* _Exercise prompt_
Restate the data below word for word. Skip any images it contains.

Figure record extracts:
************

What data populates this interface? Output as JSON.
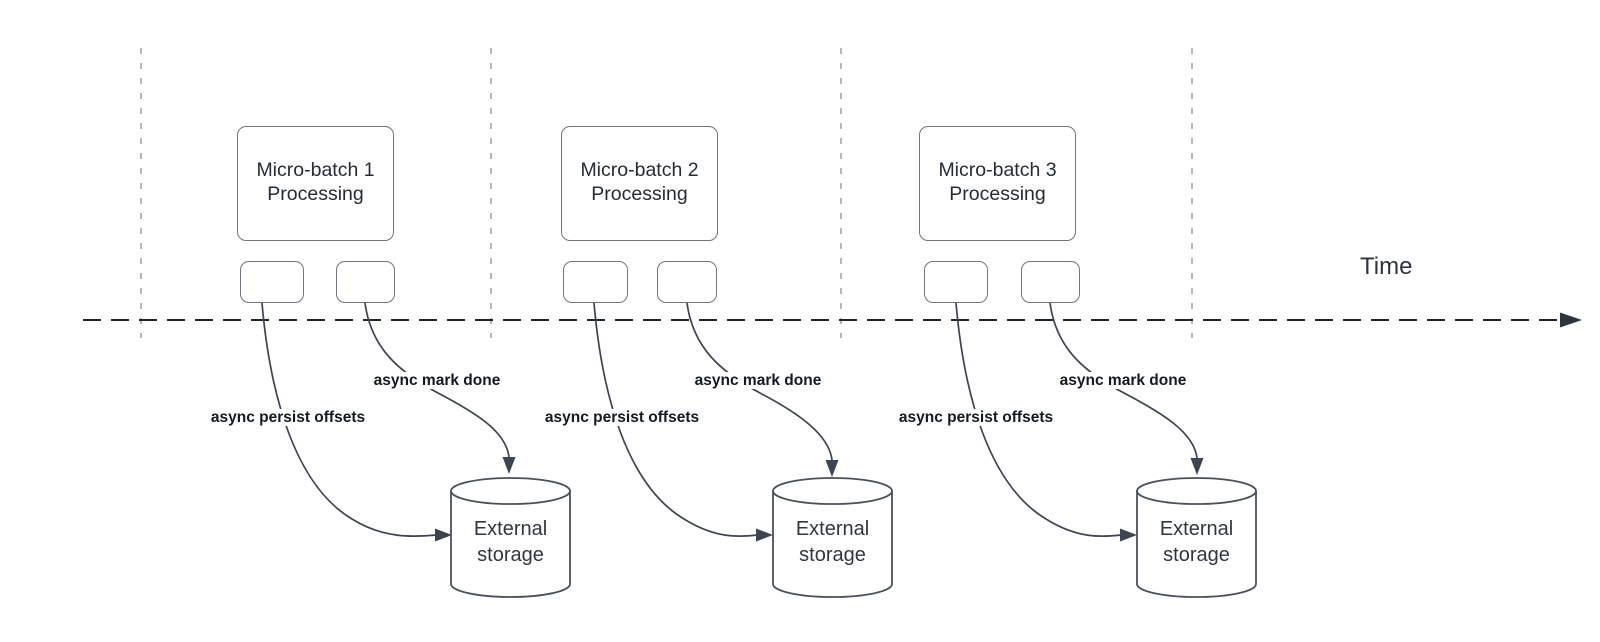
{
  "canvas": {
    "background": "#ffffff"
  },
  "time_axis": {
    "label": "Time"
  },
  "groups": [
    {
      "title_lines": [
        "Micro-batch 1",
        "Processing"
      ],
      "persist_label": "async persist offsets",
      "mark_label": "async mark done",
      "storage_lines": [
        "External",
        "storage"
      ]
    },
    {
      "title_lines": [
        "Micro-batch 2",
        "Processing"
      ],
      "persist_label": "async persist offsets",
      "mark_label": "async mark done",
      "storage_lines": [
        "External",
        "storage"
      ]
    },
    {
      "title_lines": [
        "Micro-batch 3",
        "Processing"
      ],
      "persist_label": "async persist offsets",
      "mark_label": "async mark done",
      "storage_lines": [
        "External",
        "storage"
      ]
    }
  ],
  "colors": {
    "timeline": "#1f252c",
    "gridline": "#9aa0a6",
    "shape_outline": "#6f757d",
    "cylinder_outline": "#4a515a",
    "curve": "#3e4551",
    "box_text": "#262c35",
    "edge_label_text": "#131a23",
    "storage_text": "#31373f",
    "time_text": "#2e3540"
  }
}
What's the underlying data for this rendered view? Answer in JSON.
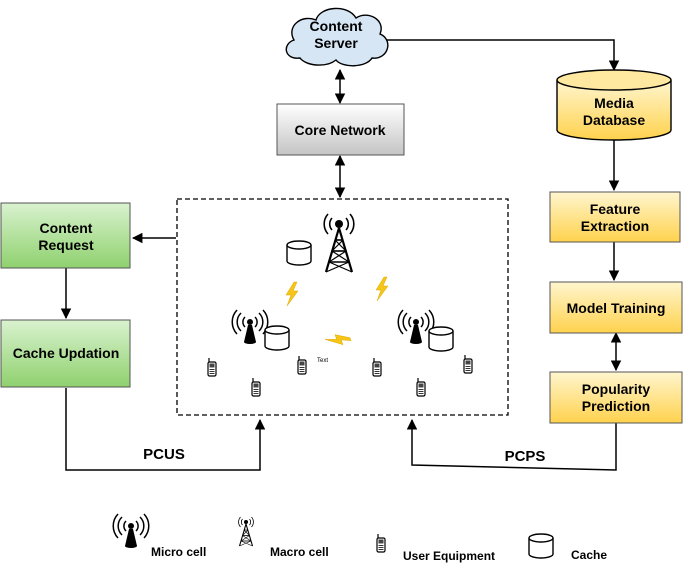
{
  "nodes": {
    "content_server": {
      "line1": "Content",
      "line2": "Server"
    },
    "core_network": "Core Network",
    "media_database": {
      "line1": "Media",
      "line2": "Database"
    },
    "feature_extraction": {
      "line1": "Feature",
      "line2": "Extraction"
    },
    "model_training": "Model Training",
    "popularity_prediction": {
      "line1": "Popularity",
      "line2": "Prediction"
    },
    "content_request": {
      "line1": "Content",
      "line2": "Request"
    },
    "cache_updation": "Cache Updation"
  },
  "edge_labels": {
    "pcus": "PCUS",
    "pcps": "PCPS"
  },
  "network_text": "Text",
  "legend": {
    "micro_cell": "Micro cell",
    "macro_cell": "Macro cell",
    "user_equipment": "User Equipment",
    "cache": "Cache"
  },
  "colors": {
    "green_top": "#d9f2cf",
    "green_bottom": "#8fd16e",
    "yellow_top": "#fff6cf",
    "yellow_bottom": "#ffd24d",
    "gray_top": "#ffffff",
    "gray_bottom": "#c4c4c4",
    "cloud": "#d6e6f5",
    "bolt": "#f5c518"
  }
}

************

* _Right answer_
What data populates this interface? Output as JSON.
{
  "canvas": {
    "background": "#ffffff"
  },
  "time_axis": {
    "label": "Time"
  },
  "groups": [
    {
      "title_lines": [
        "Micro-batch 1",
        "Processing"
      ],
      "persist_label": "async persist offsets",
      "mark_label": "async mark done",
      "storage_lines": [
        "External",
        "storage"
      ]
    },
    {
      "title_lines": [
        "Micro-batch 2",
        "Processing"
      ],
      "persist_label": "async persist offsets",
      "mark_label": "async mark done",
      "storage_lines": [
        "External",
        "storage"
      ]
    },
    {
      "title_lines": [
        "Micro-batch 3",
        "Processing"
      ],
      "persist_label": "async persist offsets",
      "mark_label": "async mark done",
      "storage_lines": [
        "External",
        "storage"
      ]
    }
  ],
  "colors": {
    "timeline": "#1f252c",
    "gridline": "#9aa0a6",
    "shape_outline": "#6f757d",
    "cylinder_outline": "#4a515a",
    "curve": "#3e4551",
    "box_text": "#262c35",
    "edge_label_text": "#131a23",
    "storage_text": "#31373f",
    "time_text": "#2e3540"
  }
}
What's the underlying data for this rendered view? Answer in JSON.
{
  "nodes": {
    "content_server": {
      "line1": "Content",
      "line2": "Server"
    },
    "core_network": "Core Network",
    "media_database": {
      "line1": "Media",
      "line2": "Database"
    },
    "feature_extraction": {
      "line1": "Feature",
      "line2": "Extraction"
    },
    "model_training": "Model Training",
    "popularity_prediction": {
      "line1": "Popularity",
      "line2": "Prediction"
    },
    "content_request": {
      "line1": "Content",
      "line2": "Request"
    },
    "cache_updation": "Cache Updation"
  },
  "edge_labels": {
    "pcus": "PCUS",
    "pcps": "PCPS"
  },
  "network_text": "Text",
  "legend": {
    "micro_cell": "Micro cell",
    "macro_cell": "Macro cell",
    "user_equipment": "User Equipment",
    "cache": "Cache"
  },
  "colors": {
    "green_top": "#d9f2cf",
    "green_bottom": "#8fd16e",
    "yellow_top": "#fff6cf",
    "yellow_bottom": "#ffd24d",
    "gray_top": "#ffffff",
    "gray_bottom": "#c4c4c4",
    "cloud": "#d6e6f5",
    "bolt": "#f5c518"
  }
}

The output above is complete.